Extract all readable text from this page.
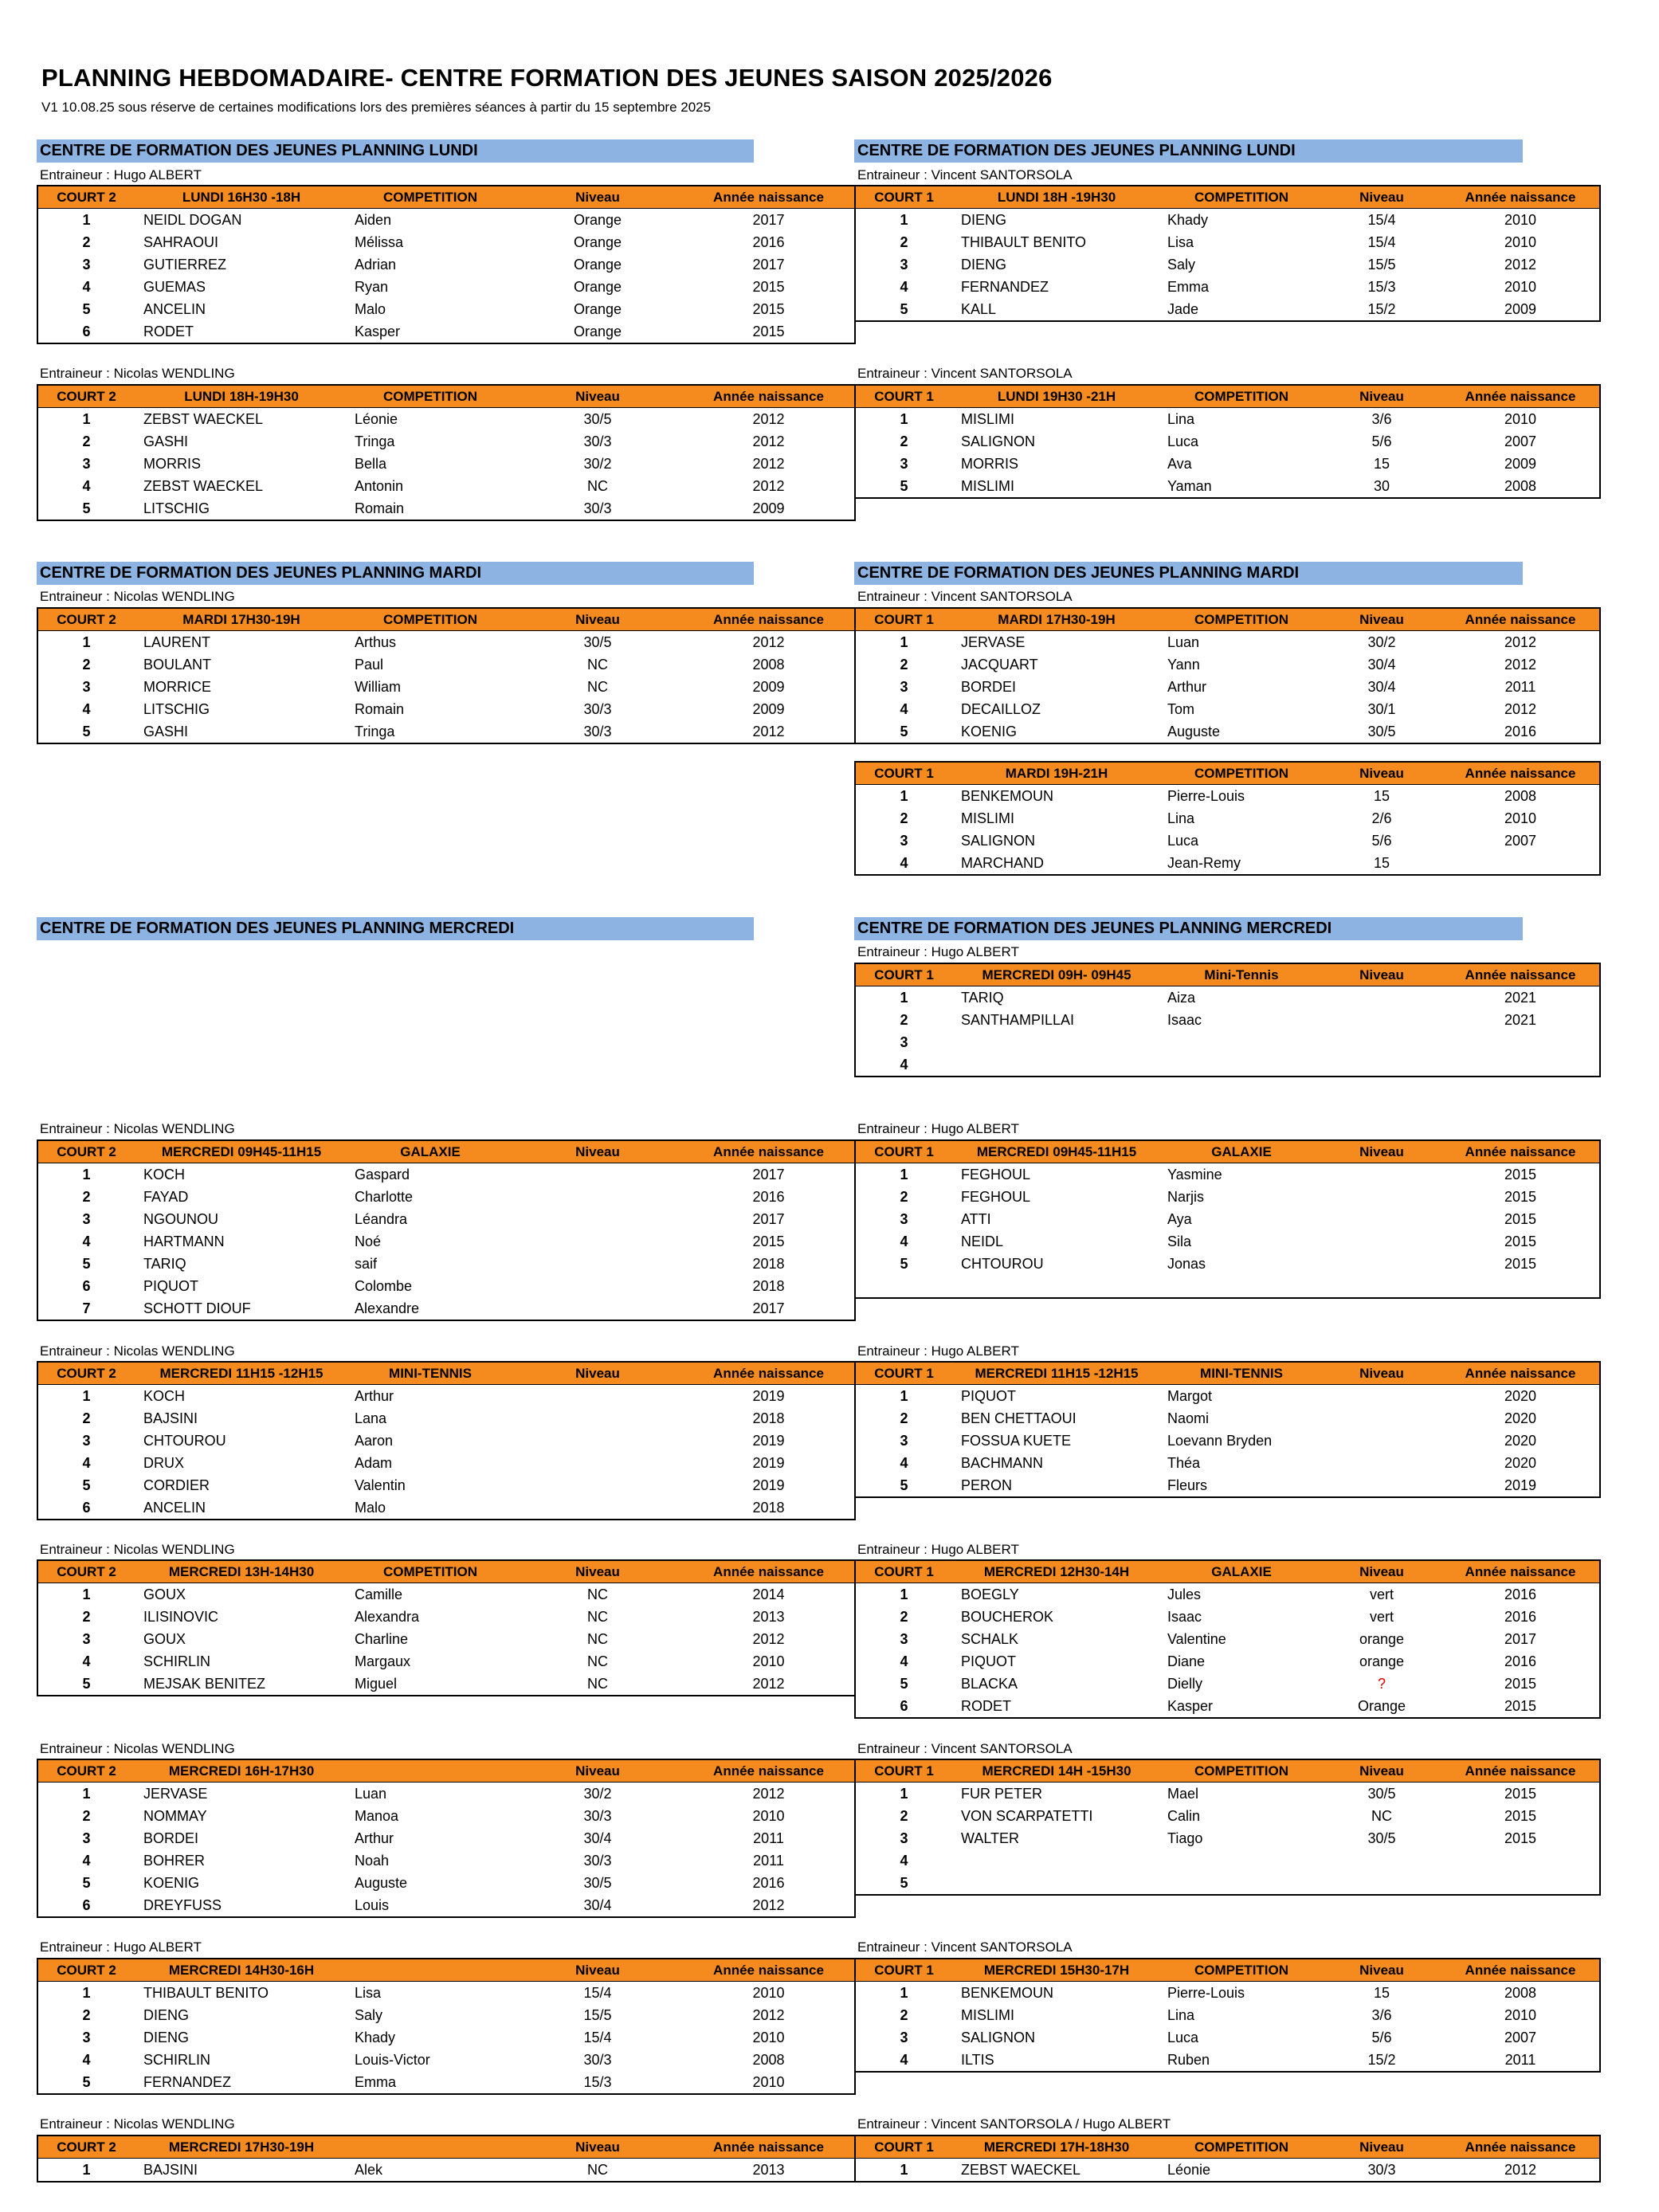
PLANNING HEBDOMADAIRE- CENTRE FORMATION DES JEUNES SAISON 2025/2026
V1 10.08.25 sous réserve de certaines modifications lors des premières séances à partir du 15 septembre 2025
CENTRE DE FORMATION DES JEUNES PLANNING LUNDI	CENTRE DE FORMATION DES JEUNES PLANNING LUNDI
CENTRE DE FORMATION DES JEUNES PLANNING MARDI	CENTRE DE FORMATION DES JEUNES PLANNING MARDI
CENTRE DE FORMATION DES JEUNES PLANNING MERCREDI	CENTRE DE FORMATION DES JEUNES PLANNING MERCREDI
Entraineur : Hugo ALBERT	Entraineur : Vincent SANTORSOLA
Entraineur : Nicolas WENDLING	Entraineur : Vincent SANTORSOLA
Entraineur : Nicolas WENDLING	Entraineur : Vincent SANTORSOLA
Entraineur : Hugo ALBERT
Entraineur : Nicolas WENDLING	Entraineur : Hugo ALBERT
Entraineur : Nicolas WENDLING	Entraineur : Hugo ALBERT
Entraineur : Nicolas WENDLING	Entraineur : Hugo ALBERT
Entraineur : Nicolas WENDLING	Entraineur : Vincent SANTORSOLA
Entraineur : Hugo ALBERT	Entraineur : Vincent SANTORSOLA
Entraineur : Nicolas WENDLING	Entraineur : Vincent SANTORSOLA / Hugo ALBERT
COURT 2	LUNDI 16H30 -18H	COMPETITION	Niveau	Année naissance
1	NEIDL DOGAN	Aiden	Orange	2017
2	SAHRAOUI	Mélissa	Orange	2016
3	GUTIERREZ	Adrian	Orange	2017
4	GUEMAS	Ryan	Orange	2015
5	ANCELIN	Malo	Orange	2015
6	RODET	Kasper	Orange	2015
COURT 1	LUNDI 18H -19H30	COMPETITION	Niveau	Année naissance
1	DIENG	Khady	15/4	2010
2	THIBAULT BENITO	Lisa	15/4	2010
3	DIENG	Saly	15/5	2012
4	FERNANDEZ	Emma	15/3	2010
5	KALL	Jade	15/2	2009
COURT 2	LUNDI 18H-19H30	COMPETITION	Niveau	Année naissance
1	ZEBST WAECKEL	Léonie	30/5	2012
2	GASHI	Tringa	30/3	2012
3	MORRIS	Bella	30/2	2012
4	ZEBST WAECKEL	Antonin	NC	2012
5	LITSCHIG	Romain	30/3	2009
COURT 1	LUNDI 19H30 -21H	COMPETITION	Niveau	Année naissance
1	MISLIMI	Lina	3/6	2010
2	SALIGNON	Luca	5/6	2007
3	MORRIS	Ava	15	2009
5	MISLIMI	Yaman	30	2008
COURT 2	MARDI 17H30-19H	COMPETITION	Niveau	Année naissance
1	LAURENT	Arthus	30/5	2012
2	BOULANT	Paul	NC	2008
3	MORRICE	William	NC	2009
4	LITSCHIG	Romain	30/3	2009
5	GASHI	Tringa	30/3	2012
COURT 1	MARDI 17H30-19H	COMPETITION	Niveau	Année naissance
1	JERVASE	Luan	30/2	2012
2	JACQUART	Yann	30/4	2012
3	BORDEI	Arthur	30/4	2011
4	DECAILLOZ	Tom	30/1	2012
5	KOENIG	Auguste	30/5	2016
COURT 1	MARDI 19H-21H	COMPETITION	Niveau	Année naissance
1	BENKEMOUN	Pierre-Louis	15	2008
2	MISLIMI	Lina	2/6	2010
3	SALIGNON	Luca	5/6	2007
4	MARCHAND	Jean-Remy	15	
COURT 1	MERCREDI 09H- 09H45	Mini-Tennis	Niveau	Année naissance
1	TARIQ	Aiza		2021
2	SANTHAMPILLAI	Isaac		2021
3				
4				
COURT 2	MERCREDI 09H45-11H15	GALAXIE	Niveau	Année naissance
1	KOCH	Gaspard		2017
2	FAYAD	Charlotte		2016
3	NGOUNOU	Léandra		2017
4	HARTMANN	Noé		2015
5	TARIQ	saif		2018
6	PIQUOT	Colombe		2018
7	SCHOTT DIOUF	Alexandre		2017
COURT 1	MERCREDI 09H45-11H15	GALAXIE	Niveau	Année naissance
1	FEGHOUL	Yasmine		2015
2	FEGHOUL	Narjis		2015
3	ATTI	Aya		2015
4	NEIDL	Sila		2015
5	CHTOUROU	Jonas		2015

COURT 2	MERCREDI 11H15 -12H15	MINI-TENNIS	Niveau	Année naissance
1	KOCH	Arthur		2019
2	BAJSINI	Lana		2018
3	CHTOUROU	Aaron		2019
4	DRUX	Adam		2019
5	CORDIER	Valentin		2019
6	ANCELIN	Malo		2018
COURT 1	MERCREDI 11H15 -12H15	MINI-TENNIS	Niveau	Année naissance
1	PIQUOT	Margot		2020
2	BEN CHETTAOUI	Naomi		2020
3	FOSSUA KUETE	Loevann Bryden		2020
4	BACHMANN	Théa		2020
5	PERON	Fleurs		2019
COURT 2	MERCREDI 13H-14H30	COMPETITION	Niveau	Année naissance
1	GOUX	Camille	NC	2014
2	ILISINOVIC	Alexandra	NC	2013
3	GOUX	Charline	NC	2012
4	SCHIRLIN	Margaux	NC	2010
5	MEJSAK BENITEZ	Miguel	NC	2012
COURT 1	MERCREDI 12H30-14H	GALAXIE	Niveau	Année naissance
1	BOEGLY	Jules	vert	2016
2	BOUCHEROK	Isaac	vert	2016
3	SCHALK	Valentine	orange	2017
4	PIQUOT	Diane	orange	2016
5	BLACKA	Dielly	?	2015
6	RODET	Kasper	Orange	2015
COURT 2	MERCREDI 16H-17H30		Niveau	Année naissance
1	JERVASE	Luan	30/2	2012
2	NOMMAY	Manoa	30/3	2010
3	BORDEI	Arthur	30/4	2011
4	BOHRER	Noah	30/3	2011
5	KOENIG	Auguste	30/5	2016
6	DREYFUSS	Louis	30/4	2012
COURT 1	MERCREDI 14H -15H30	COMPETITION	Niveau	Année naissance
1	FUR PETER	Mael	30/5	2015
2	VON SCARPATETTI	Calin	NC	2015
3	WALTER	Tiago	30/5	2015
4				
5				
COURT 2	MERCREDI 14H30-16H		Niveau	Année naissance
1	THIBAULT BENITO	Lisa	15/4	2010
2	DIENG	Saly	15/5	2012
3	DIENG	Khady	15/4	2010
4	SCHIRLIN	Louis-Victor	30/3	2008
5	FERNANDEZ	Emma	15/3	2010
COURT 1	MERCREDI 15H30-17H	COMPETITION	Niveau	Année naissance
1	BENKEMOUN	Pierre-Louis	15	2008
2	MISLIMI	Lina	3/6	2010
3	SALIGNON	Luca	5/6	2007
4	ILTIS	Ruben	15/2	2011
COURT 2	MERCREDI 17H30-19H		Niveau	Année naissance
1	BAJSINI	Alek	NC	2013
COURT 1	MERCREDI 17H-18H30	COMPETITION	Niveau	Année naissance
1	ZEBST WAECKEL	Léonie	30/3	2012
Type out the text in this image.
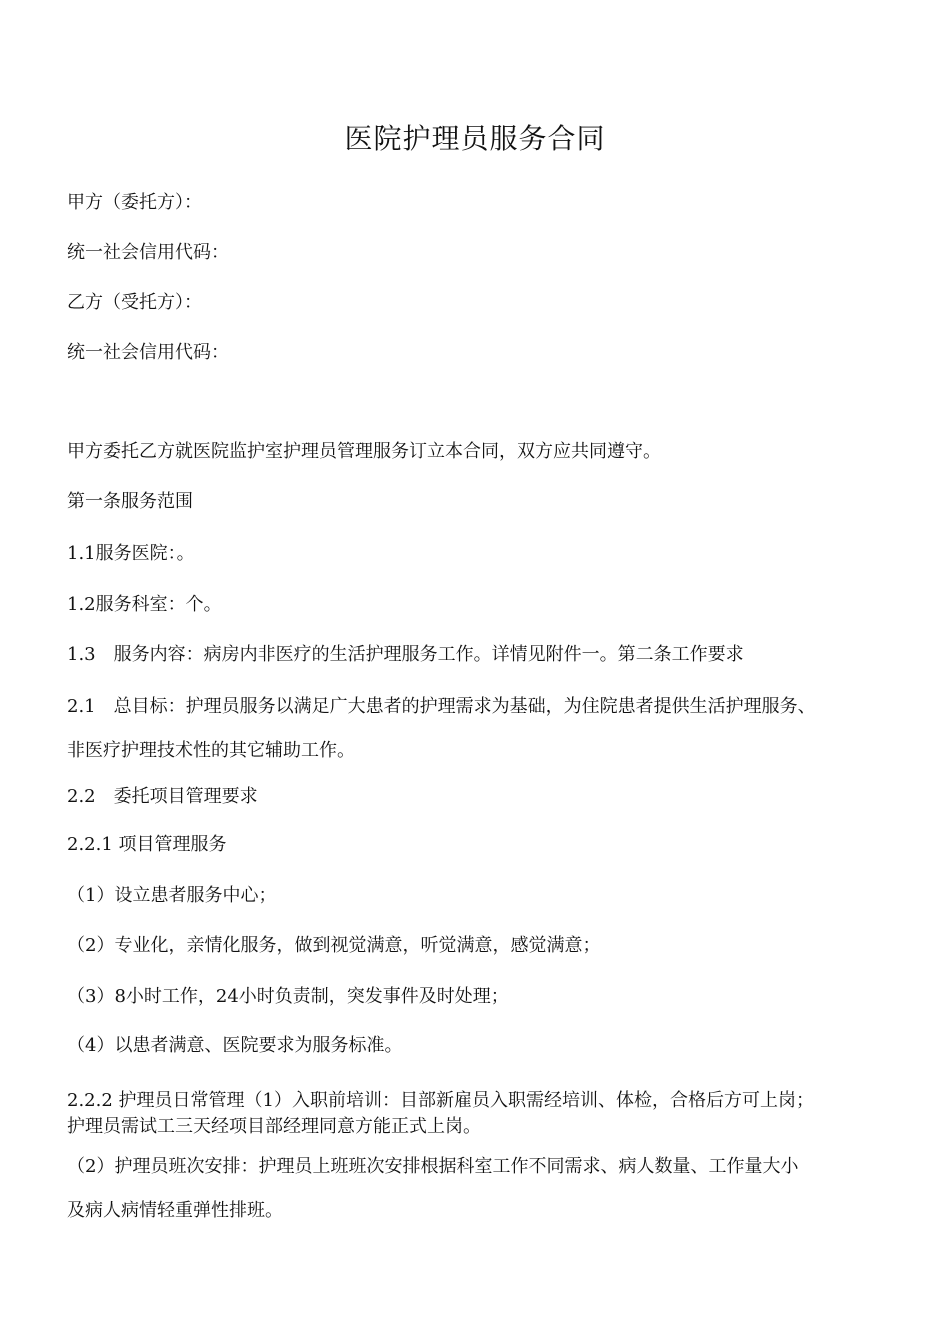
医院护理员服务合同
甲方（委托方）：
统一社会信用代码：
乙方（受托方）：
统一社会信用代码：
甲方委托乙方就医院监护室护理员管理服务订立本合同，双方应共同遵守。
第一条服务范围
1.1服务医院：。
1.2服务科室：个。
1.3　服务内容：病房内非医疗的生活护理服务工作。详情见附件一。第二条工作要求
2.1　总目标：护理员服务以满足广大患者的护理需求为基础，为住院患者提供生活护理服务、
非医疗护理技术性的其它辅助工作。
2.2　委托项目管理要求
2.2.1 项目管理服务
（1）设立患者服务中心；
（2）专业化，亲情化服务，做到视觉满意，听觉满意，感觉满意；
（3）8小时工作，24小时负责制，突发事件及时处理；
（4）以患者满意、医院要求为服务标准。
2.2.2 护理员日常管理（1）入职前培训：目部新雇员入职需经培训、体检，合格后方可上岗；
护理员需试工三天经项目部经理同意方能正式上岗。
（2）护理员班次安排：护理员上班班次安排根据科室工作不同需求、病人数量、工作量大小
及病人病情轻重弹性排班。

▶ [EXERCISE TASK] Pull out every line of the records above that contains the word "FERNANDEZ".

▶ [EXERCISE ANSWER]
4	FERNANDEZ	Emma	15/3	2010
5	FERNANDEZ	Emma	15/3	2010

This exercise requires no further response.